Records for the task:
========

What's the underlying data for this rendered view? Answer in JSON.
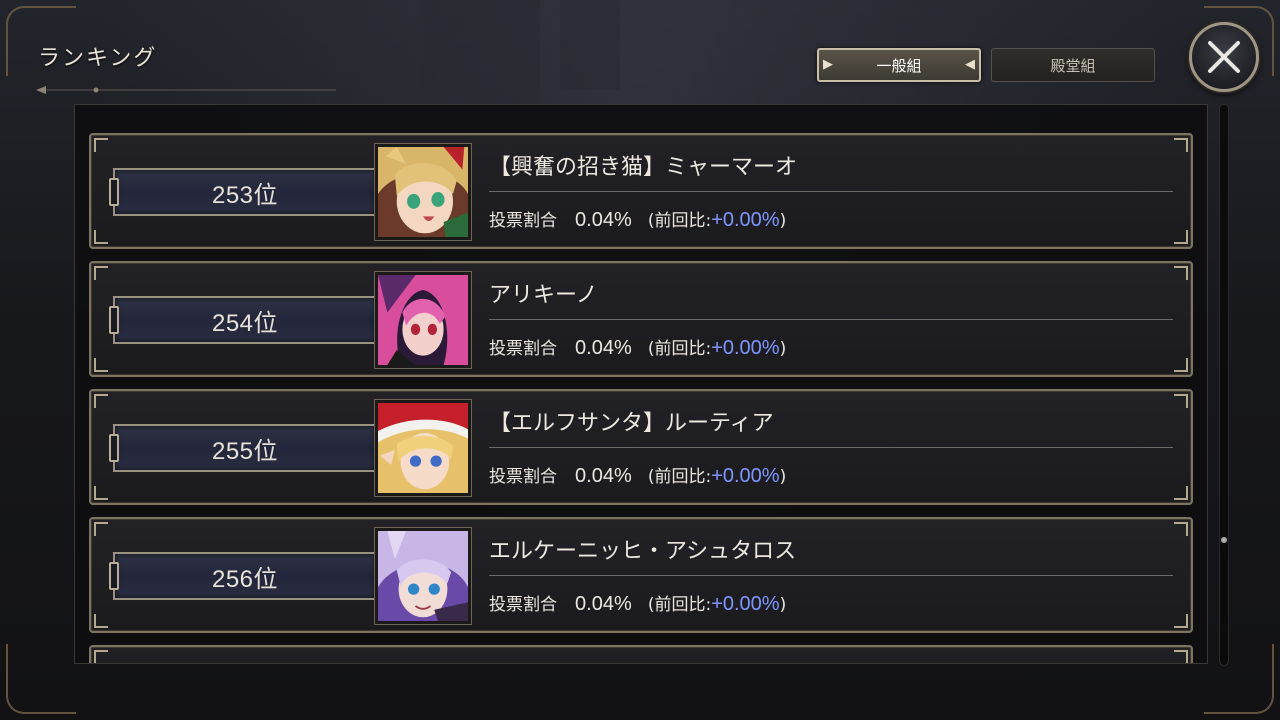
{
  "header": {
    "title": "ランキング",
    "tabs": [
      {
        "label": "一般組",
        "active": true
      },
      {
        "label": "殿堂組",
        "active": false
      }
    ],
    "close_icon": "close-x-icon"
  },
  "colors": {
    "delta_positive": "#7f95ff",
    "frame_gold": "#b4a88e"
  },
  "ranking": [
    {
      "rank": "253位",
      "name": "【興奮の招き猫】ミャーマーオ",
      "vote_label": "投票割合",
      "vote_share": "0.04%",
      "change_prefix": "(前回比:",
      "change": "+0.00%",
      "change_suffix": ")",
      "portrait": "blonde-catgirl-portrait"
    },
    {
      "rank": "254位",
      "name": "アリキーノ",
      "vote_label": "投票割合",
      "vote_share": "0.04%",
      "change_prefix": "(前回比:",
      "change": "+0.00%",
      "change_suffix": ")",
      "portrait": "pink-hair-portrait"
    },
    {
      "rank": "255位",
      "name": "【エルフサンタ】ルーティア",
      "vote_label": "投票割合",
      "vote_share": "0.04%",
      "change_prefix": "(前回比:",
      "change": "+0.00%",
      "change_suffix": ")",
      "portrait": "elf-santa-portrait"
    },
    {
      "rank": "256位",
      "name": "エルケーニッヒ・アシュタロス",
      "vote_label": "投票割合",
      "vote_share": "0.04%",
      "change_prefix": "(前回比:",
      "change": "+0.00%",
      "change_suffix": ")",
      "portrait": "silver-hair-portrait"
    }
  ]
}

========

Exercise description:
Retype each record exactly as it stands, but do not include the pictures.

Output below:
What's the underlying data for this rendered view? Answer in JSON.
{
  "header": {
    "title": "ランキング",
    "tabs": [
      {
        "label": "一般組",
        "active": true
      },
      {
        "label": "殿堂組",
        "active": false
      }
    ],
    "close_icon": "close-x-icon"
  },
  "colors": {
    "delta_positive": "#7f95ff",
    "frame_gold": "#b4a88e"
  },
  "ranking": [
    {
      "rank": "253位",
      "name": "【興奮の招き猫】ミャーマーオ",
      "vote_label": "投票割合",
      "vote_share": "0.04%",
      "change_prefix": "(前回比:",
      "change": "+0.00%",
      "change_suffix": ")",
      "portrait": "blonde-catgirl-portrait"
    },
    {
      "rank": "254位",
      "name": "アリキーノ",
      "vote_label": "投票割合",
      "vote_share": "0.04%",
      "change_prefix": "(前回比:",
      "change": "+0.00%",
      "change_suffix": ")",
      "portrait": "pink-hair-portrait"
    },
    {
      "rank": "255位",
      "name": "【エルフサンタ】ルーティア",
      "vote_label": "投票割合",
      "vote_share": "0.04%",
      "change_prefix": "(前回比:",
      "change": "+0.00%",
      "change_suffix": ")",
      "portrait": "elf-santa-portrait"
    },
    {
      "rank": "256位",
      "name": "エルケーニッヒ・アシュタロス",
      "vote_label": "投票割合",
      "vote_share": "0.04%",
      "change_prefix": "(前回比:",
      "change": "+0.00%",
      "change_suffix": ")",
      "portrait": "silver-hair-portrait"
    }
  ]
}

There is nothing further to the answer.